— start of Exercise inputs —
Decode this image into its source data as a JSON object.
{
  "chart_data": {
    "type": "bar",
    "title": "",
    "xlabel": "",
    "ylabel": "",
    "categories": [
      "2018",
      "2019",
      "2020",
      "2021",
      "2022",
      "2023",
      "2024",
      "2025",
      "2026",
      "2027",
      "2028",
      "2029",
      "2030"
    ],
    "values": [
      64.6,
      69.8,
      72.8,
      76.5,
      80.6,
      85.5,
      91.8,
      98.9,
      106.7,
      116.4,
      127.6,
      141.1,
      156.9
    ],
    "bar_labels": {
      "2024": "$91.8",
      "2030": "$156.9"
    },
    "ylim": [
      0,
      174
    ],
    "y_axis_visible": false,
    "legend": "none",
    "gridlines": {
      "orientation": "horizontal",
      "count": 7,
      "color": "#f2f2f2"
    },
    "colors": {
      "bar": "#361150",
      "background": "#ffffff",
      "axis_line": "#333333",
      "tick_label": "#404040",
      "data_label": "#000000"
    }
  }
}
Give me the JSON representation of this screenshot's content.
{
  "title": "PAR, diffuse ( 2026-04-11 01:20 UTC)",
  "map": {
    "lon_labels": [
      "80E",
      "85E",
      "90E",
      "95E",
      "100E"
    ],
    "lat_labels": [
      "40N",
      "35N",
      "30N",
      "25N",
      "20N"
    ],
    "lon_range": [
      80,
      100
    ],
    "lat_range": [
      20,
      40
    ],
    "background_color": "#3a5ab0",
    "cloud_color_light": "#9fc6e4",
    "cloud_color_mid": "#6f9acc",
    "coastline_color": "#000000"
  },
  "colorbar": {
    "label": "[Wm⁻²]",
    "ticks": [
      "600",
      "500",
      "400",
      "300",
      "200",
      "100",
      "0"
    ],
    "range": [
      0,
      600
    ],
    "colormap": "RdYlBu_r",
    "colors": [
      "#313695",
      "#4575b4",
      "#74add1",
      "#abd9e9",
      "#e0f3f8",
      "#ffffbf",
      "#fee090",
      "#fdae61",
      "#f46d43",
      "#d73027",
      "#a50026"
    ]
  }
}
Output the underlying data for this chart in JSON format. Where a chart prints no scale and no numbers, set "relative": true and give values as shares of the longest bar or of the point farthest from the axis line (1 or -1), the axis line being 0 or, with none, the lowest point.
— end of Exercise inputs —
Please restate the whole listing word for word.

[The result]:
Decode this image into its source data as a JSON object.
{
  "chart_data": {
    "type": "bar",
    "title": "",
    "xlabel": "",
    "ylabel": "",
    "categories": [
      "2018",
      "2019",
      "2020",
      "2021",
      "2022",
      "2023",
      "2024",
      "2025",
      "2026",
      "2027",
      "2028",
      "2029",
      "2030"
    ],
    "values": [
      64.6,
      69.8,
      72.8,
      76.5,
      80.6,
      85.5,
      91.8,
      98.9,
      106.7,
      116.4,
      127.6,
      141.1,
      156.9
    ],
    "bar_labels": {
      "2024": "$91.8",
      "2030": "$156.9"
    },
    "ylim": [
      0,
      174
    ],
    "y_axis_visible": false,
    "legend": "none",
    "gridlines": {
      "orientation": "horizontal",
      "count": 7,
      "color": "#f2f2f2"
    },
    "colors": {
      "bar": "#361150",
      "background": "#ffffff",
      "axis_line": "#333333",
      "tick_label": "#404040",
      "data_label": "#000000"
    }
  }
}
Give me the JSON representation of this screenshot's content.
{
  "title": "PAR, diffuse ( 2026-04-11 01:20 UTC)",
  "map": {
    "lon_labels": [
      "80E",
      "85E",
      "90E",
      "95E",
      "100E"
    ],
    "lat_labels": [
      "40N",
      "35N",
      "30N",
      "25N",
      "20N"
    ],
    "lon_range": [
      80,
      100
    ],
    "lat_range": [
      20,
      40
    ],
    "background_color": "#3a5ab0",
    "cloud_color_light": "#9fc6e4",
    "cloud_color_mid": "#6f9acc",
    "coastline_color": "#000000"
  },
  "colorbar": {
    "label": "[Wm⁻²]",
    "ticks": [
      "600",
      "500",
      "400",
      "300",
      "200",
      "100",
      "0"
    ],
    "range": [
      0,
      600
    ],
    "colormap": "RdYlBu_r",
    "colors": [
      "#313695",
      "#4575b4",
      "#74add1",
      "#abd9e9",
      "#e0f3f8",
      "#ffffbf",
      "#fee090",
      "#fdae61",
      "#f46d43",
      "#d73027",
      "#a50026"
    ]
  }
}
Output the underlying data for this chart in JSON format. Where a chart prints no scale and no numbers, set "relative": true and give values as shares of the longest bar or of the point farthest from the axis line (1 or -1), the axis line being 0 or, with none, the lowest point.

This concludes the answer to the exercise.